# [Exercise requirements]
Read the listing and extract each line that includes the word "Contrato".
::: Entries supplied :::
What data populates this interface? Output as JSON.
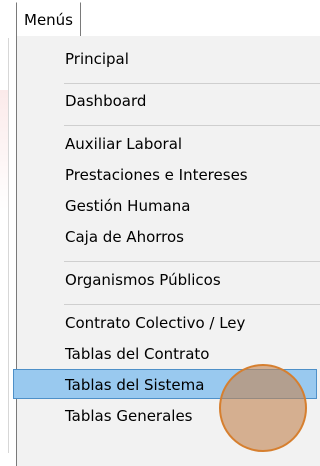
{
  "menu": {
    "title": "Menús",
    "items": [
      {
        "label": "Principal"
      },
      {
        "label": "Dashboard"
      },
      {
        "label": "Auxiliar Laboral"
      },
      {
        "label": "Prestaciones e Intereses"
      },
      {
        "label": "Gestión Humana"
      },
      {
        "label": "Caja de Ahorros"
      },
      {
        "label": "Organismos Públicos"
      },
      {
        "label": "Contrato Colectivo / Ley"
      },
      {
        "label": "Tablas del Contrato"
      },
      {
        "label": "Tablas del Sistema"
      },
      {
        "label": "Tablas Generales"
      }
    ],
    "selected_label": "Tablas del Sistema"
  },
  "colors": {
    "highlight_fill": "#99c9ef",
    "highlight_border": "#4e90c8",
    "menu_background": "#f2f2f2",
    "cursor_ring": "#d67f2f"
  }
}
:::
::: Entries supplied :::
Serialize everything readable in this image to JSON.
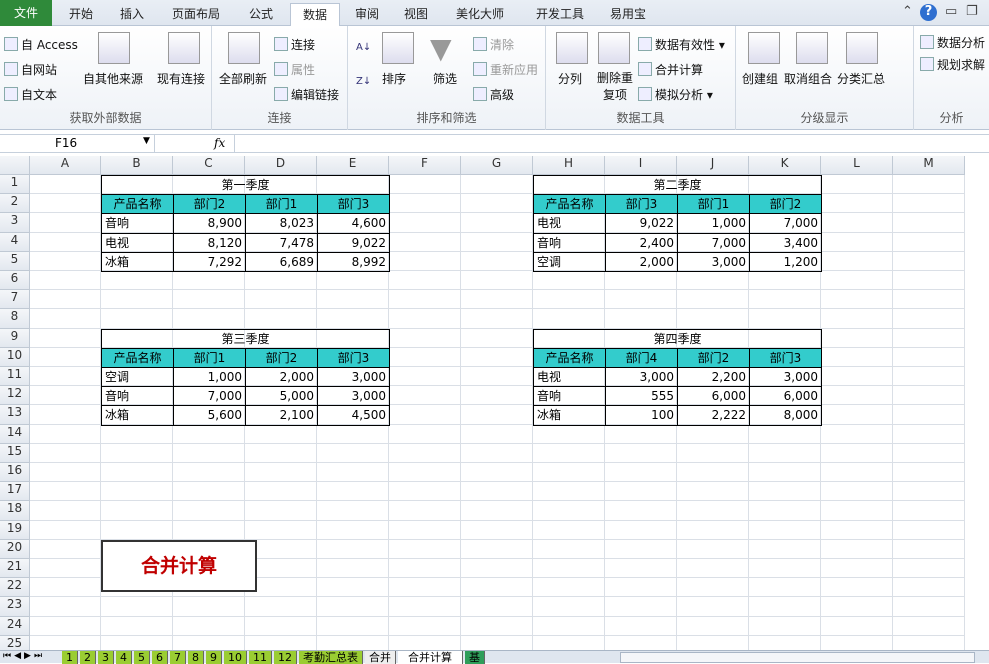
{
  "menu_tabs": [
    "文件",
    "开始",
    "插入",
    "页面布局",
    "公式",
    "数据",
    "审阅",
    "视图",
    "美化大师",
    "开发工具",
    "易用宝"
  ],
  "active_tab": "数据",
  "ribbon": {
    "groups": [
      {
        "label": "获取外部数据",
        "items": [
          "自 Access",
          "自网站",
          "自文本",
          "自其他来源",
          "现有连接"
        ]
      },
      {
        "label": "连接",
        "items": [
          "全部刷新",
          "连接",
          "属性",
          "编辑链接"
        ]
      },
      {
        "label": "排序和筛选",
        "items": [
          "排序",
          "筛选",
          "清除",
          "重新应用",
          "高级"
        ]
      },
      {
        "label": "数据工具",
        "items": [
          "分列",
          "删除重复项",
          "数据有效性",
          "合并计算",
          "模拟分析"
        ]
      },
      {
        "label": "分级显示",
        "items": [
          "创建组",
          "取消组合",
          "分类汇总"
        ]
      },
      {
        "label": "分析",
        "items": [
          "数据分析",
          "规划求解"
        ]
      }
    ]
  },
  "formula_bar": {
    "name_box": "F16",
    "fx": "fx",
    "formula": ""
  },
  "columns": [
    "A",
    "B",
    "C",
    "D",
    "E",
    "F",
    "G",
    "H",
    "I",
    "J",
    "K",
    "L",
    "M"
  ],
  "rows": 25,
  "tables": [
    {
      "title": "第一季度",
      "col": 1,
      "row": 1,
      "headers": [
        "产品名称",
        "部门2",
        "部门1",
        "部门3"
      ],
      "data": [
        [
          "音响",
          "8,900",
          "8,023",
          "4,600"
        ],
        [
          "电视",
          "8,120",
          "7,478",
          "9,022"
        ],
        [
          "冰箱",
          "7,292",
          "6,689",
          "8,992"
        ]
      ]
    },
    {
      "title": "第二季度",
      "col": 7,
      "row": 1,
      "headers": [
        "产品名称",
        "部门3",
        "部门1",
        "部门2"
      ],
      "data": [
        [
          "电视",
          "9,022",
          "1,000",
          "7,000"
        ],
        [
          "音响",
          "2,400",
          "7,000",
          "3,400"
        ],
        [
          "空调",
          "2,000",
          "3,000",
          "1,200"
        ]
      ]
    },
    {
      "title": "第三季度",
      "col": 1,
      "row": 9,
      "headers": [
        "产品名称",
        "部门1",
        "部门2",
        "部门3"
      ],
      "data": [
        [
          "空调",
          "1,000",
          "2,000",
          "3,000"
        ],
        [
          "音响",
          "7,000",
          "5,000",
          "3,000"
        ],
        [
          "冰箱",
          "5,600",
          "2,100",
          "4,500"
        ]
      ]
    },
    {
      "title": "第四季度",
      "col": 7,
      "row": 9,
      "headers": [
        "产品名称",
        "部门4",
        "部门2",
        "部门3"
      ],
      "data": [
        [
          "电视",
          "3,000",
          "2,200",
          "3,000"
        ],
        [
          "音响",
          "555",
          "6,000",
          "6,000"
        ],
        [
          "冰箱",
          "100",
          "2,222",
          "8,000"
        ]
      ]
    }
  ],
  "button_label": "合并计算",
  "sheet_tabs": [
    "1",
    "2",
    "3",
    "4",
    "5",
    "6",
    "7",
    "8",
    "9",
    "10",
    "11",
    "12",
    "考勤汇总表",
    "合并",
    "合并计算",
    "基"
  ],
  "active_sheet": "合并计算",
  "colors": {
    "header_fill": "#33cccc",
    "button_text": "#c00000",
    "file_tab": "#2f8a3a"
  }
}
:::
# [The reply]
        "label": "Contrato Colectivo / Ley"
        "label": "Tablas del Contrato"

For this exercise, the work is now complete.